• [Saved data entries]

- - -

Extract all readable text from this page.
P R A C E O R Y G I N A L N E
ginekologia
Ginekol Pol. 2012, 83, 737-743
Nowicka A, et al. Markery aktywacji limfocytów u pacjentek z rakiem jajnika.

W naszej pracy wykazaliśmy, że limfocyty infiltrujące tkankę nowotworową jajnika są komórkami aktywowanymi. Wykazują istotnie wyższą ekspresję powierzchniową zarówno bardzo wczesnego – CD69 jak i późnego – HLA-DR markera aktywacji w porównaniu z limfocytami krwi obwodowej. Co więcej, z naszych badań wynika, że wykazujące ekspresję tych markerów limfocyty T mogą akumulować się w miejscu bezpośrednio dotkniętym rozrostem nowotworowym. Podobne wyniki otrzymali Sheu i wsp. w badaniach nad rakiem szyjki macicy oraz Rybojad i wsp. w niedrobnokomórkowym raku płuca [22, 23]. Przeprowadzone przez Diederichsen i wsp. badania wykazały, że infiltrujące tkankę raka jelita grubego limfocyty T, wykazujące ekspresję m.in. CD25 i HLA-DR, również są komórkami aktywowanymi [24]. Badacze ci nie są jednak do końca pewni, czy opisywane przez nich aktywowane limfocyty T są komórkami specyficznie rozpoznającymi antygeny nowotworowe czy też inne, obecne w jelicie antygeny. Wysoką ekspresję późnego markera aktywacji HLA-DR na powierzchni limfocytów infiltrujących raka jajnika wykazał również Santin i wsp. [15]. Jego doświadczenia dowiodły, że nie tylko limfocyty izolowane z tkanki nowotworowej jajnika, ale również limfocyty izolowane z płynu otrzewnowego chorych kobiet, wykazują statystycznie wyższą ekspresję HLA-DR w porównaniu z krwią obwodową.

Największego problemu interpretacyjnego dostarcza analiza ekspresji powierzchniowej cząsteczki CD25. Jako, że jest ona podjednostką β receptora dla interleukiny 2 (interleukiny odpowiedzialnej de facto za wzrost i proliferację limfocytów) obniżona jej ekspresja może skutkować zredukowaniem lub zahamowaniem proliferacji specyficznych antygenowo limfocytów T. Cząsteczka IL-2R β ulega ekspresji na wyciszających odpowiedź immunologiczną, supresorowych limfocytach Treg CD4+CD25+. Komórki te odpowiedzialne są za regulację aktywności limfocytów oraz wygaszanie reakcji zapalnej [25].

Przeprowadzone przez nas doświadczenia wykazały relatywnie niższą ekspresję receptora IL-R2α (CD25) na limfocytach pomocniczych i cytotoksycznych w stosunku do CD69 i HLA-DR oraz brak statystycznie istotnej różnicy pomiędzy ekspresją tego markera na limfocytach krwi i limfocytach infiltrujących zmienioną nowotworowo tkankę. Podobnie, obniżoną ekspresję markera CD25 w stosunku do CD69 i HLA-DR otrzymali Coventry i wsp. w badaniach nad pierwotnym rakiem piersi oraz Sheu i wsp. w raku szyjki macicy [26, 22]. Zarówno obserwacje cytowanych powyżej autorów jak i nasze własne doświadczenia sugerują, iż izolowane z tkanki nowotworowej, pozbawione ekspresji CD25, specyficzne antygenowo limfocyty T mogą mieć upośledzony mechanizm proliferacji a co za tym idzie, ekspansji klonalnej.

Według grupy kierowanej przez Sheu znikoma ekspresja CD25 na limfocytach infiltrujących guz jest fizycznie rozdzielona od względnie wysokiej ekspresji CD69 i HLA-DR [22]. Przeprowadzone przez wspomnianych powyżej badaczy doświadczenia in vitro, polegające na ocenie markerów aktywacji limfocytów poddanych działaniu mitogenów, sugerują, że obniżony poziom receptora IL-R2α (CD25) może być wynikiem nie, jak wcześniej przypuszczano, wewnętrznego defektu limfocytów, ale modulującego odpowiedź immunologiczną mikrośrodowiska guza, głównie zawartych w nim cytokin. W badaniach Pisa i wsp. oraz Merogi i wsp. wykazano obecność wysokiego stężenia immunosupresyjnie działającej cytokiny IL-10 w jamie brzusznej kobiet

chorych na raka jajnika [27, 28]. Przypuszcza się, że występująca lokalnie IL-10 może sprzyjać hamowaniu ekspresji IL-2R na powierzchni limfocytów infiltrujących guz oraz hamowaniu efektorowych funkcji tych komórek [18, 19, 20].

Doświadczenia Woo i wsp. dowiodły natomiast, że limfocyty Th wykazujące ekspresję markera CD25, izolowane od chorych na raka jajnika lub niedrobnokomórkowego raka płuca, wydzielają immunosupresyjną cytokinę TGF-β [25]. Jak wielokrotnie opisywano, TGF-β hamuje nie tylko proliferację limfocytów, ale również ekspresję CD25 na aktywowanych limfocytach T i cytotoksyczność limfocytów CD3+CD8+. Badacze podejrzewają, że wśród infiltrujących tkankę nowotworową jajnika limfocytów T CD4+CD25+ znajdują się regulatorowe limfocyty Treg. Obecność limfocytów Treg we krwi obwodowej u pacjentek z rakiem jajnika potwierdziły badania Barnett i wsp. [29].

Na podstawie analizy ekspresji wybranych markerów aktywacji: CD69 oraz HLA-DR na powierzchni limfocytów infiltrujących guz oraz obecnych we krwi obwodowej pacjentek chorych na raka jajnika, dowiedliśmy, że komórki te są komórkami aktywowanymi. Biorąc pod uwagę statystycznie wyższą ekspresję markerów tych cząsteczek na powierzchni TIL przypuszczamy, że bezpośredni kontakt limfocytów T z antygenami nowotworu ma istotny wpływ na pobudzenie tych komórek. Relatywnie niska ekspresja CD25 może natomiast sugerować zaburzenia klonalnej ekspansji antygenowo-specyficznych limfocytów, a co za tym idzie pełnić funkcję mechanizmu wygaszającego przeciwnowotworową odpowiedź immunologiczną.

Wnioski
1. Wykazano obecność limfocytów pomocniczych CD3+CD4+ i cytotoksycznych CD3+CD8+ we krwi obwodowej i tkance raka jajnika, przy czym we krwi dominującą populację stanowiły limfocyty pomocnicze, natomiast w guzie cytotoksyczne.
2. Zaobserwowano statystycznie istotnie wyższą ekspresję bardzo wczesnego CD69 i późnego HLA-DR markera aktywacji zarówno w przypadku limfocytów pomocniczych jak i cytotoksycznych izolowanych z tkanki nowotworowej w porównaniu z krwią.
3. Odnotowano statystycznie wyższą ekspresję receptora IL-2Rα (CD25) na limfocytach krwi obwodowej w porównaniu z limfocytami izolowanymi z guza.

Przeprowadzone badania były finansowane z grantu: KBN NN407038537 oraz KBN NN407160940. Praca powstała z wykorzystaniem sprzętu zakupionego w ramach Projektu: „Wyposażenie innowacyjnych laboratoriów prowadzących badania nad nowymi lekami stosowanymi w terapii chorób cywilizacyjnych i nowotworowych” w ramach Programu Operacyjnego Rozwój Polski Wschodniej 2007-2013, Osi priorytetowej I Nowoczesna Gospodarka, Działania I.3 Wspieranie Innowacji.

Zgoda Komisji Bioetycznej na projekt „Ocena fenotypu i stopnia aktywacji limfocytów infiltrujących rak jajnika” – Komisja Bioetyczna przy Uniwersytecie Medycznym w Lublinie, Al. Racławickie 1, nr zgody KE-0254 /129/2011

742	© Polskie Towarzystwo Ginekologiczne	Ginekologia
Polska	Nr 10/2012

- - -

• [PROBLEM DESCRIPTION]
Look through the listing and extract every line with "cytotoksycznych" in it.

• [RESULT]
Przeprowadzone przez nas doświadczenia wykazały relatywnie niższą ekspresję receptora IL-R2α (CD25) na limfocytach pomocniczych i cytotoksycznych w stosunku do CD69 i HLA-DR oraz brak statystycznie istotnej różnicy pomiędzy ekspresją tego markera na limfocytach krwi i limfocytach infiltrujących zmienioną nowotworowo tkankę. Podobnie, obniżoną ekspresję markera CD25 w stosunku do CD69 i HLA-DR otrzymali Coventry i wsp. w badaniach nad pierwotnym rakiem piersi oraz Sheu i wsp. w raku szyjki macicy [26, 22]. Zarówno obserwacje cytowanych powyżej autorów jak i nasze własne doświadczenia sugerują, iż izolowane z tkanki nowotworowej, pozbawione ekspresji CD25, specyficzne antygenowo limfocyty T mogą mieć upośledzony mechanizm proliferacji a co za tym idzie, ekspansji klonalnej.
1. Wykazano obecność limfocytów pomocniczych CD3+CD4+ i cytotoksycznych CD3+CD8+ we krwi obwodowej i tkance raka jajnika, przy czym we krwi dominującą populację stanowiły limfocyty pomocnicze, natomiast w guzie cytotoksyczne.
2. Zaobserwowano statystycznie istotnie wyższą ekspresję bardzo wczesnego CD69 i późnego HLA-DR markera aktywacji zarówno w przypadku limfocytów pomocniczych jak i cytotoksycznych izolowanych z tkanki nowotworowej w porównaniu z krwią.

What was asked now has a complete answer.